TASK BRIEF:
Draw out every line with the word "demonstration" from the listing below.

Stored entries:
------------
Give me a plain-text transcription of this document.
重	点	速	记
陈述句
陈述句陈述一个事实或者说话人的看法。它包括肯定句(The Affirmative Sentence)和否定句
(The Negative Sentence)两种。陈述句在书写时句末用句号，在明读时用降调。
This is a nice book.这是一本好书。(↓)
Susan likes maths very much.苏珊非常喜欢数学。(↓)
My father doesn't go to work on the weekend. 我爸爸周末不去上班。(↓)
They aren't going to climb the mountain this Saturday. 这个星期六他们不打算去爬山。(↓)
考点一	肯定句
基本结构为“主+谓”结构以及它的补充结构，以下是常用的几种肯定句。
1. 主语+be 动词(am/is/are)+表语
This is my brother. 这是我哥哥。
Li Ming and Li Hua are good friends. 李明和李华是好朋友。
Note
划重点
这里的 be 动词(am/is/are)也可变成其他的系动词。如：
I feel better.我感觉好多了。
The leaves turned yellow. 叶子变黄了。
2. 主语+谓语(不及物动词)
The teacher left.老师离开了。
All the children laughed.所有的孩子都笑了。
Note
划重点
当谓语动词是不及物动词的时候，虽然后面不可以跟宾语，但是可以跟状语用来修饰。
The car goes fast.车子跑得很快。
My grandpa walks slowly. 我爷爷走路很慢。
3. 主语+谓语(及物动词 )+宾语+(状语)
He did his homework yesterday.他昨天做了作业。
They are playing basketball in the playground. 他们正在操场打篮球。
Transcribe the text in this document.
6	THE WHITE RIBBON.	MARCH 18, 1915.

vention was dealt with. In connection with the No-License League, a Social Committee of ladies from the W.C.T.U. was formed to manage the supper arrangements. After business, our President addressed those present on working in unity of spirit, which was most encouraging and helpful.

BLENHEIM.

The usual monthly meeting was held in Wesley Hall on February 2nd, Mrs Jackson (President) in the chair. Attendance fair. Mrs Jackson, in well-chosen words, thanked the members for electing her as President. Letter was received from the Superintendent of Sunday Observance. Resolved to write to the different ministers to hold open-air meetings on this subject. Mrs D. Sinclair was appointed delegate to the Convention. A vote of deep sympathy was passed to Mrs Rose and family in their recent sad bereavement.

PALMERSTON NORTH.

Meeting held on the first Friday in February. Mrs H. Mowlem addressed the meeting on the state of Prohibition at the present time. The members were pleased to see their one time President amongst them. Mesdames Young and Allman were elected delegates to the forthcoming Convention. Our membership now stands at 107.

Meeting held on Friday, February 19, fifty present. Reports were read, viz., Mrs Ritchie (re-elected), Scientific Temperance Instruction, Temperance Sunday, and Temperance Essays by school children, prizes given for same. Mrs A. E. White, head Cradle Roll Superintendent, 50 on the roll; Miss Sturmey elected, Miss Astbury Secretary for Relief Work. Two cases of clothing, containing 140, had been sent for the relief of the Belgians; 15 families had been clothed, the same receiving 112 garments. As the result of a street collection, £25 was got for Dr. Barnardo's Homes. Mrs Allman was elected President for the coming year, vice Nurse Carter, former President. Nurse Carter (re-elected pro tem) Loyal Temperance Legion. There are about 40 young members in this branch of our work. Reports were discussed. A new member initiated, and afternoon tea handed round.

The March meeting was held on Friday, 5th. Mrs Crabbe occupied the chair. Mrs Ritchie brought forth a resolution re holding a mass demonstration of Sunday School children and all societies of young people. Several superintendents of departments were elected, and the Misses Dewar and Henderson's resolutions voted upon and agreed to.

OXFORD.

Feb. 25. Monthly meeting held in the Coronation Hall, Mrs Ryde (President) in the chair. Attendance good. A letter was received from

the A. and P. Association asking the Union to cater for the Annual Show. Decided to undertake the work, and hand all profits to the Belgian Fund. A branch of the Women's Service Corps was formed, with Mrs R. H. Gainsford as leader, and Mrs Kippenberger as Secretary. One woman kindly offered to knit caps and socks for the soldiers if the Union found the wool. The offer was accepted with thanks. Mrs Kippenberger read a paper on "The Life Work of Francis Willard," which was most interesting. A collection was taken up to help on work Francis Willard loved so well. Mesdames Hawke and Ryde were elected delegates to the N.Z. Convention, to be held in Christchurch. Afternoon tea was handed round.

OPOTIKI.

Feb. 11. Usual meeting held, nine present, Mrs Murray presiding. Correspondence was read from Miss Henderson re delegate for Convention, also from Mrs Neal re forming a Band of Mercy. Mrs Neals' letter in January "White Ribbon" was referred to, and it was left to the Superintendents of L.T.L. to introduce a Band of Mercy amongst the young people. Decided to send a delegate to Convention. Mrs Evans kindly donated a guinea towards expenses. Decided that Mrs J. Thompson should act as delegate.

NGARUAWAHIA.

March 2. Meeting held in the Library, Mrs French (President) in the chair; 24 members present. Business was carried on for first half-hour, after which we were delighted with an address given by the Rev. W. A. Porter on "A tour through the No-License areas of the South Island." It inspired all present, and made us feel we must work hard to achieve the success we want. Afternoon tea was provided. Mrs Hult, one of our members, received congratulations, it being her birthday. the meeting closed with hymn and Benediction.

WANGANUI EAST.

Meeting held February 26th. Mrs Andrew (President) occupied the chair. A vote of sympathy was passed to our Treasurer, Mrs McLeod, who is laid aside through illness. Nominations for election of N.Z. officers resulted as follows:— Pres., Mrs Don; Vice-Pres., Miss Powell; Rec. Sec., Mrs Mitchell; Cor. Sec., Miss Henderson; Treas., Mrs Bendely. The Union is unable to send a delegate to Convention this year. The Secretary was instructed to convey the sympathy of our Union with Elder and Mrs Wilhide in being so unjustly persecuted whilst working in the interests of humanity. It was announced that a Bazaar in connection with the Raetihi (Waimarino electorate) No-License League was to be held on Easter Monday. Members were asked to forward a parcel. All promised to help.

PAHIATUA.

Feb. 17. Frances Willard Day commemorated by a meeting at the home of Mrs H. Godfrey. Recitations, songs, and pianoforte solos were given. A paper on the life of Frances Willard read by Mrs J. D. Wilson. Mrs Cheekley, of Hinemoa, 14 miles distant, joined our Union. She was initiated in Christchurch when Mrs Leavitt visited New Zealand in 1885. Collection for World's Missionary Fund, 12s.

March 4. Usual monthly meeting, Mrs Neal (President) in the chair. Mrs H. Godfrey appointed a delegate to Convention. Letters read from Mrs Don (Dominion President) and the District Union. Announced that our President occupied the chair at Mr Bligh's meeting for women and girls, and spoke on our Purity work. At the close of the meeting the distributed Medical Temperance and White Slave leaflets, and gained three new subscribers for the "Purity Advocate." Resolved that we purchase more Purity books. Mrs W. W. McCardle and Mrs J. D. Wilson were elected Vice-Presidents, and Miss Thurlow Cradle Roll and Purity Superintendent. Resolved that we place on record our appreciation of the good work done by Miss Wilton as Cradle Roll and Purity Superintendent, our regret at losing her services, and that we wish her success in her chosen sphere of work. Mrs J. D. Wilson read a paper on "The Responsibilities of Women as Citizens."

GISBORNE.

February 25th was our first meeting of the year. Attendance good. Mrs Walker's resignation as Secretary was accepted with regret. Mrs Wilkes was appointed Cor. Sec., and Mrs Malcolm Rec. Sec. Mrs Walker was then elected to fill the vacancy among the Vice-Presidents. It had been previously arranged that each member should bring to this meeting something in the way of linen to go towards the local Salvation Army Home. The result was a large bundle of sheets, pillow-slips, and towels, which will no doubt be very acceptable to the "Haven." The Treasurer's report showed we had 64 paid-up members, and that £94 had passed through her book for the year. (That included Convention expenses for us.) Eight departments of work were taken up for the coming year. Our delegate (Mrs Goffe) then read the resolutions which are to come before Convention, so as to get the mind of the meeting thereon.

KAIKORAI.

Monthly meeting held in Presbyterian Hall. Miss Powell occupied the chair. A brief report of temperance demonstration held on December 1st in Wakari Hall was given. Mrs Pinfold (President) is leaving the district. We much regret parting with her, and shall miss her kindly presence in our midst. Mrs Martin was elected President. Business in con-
------------
COMPLETE ANSWER:
The March meeting was held on Friday, 5th. Mrs Crabbe occupied the chair. Mrs Ritchie brought forth a resolution re holding a mass demonstration of Sunday School children and all societies of young people. Several superintendents of departments were elected, and the Misses Dewar and Henderson's resolutions voted upon and agreed to.
Monthly meeting held in Presbyterian Hall. Miss Powell occupied the chair. A brief report of temperance demonstration held on December 1st in Wakari Hall was given. Mrs Pinfold (President) is leaving the district. We much regret parting with her, and shall miss her kindly presence in our midst. Mrs Martin was elected President. Business in con-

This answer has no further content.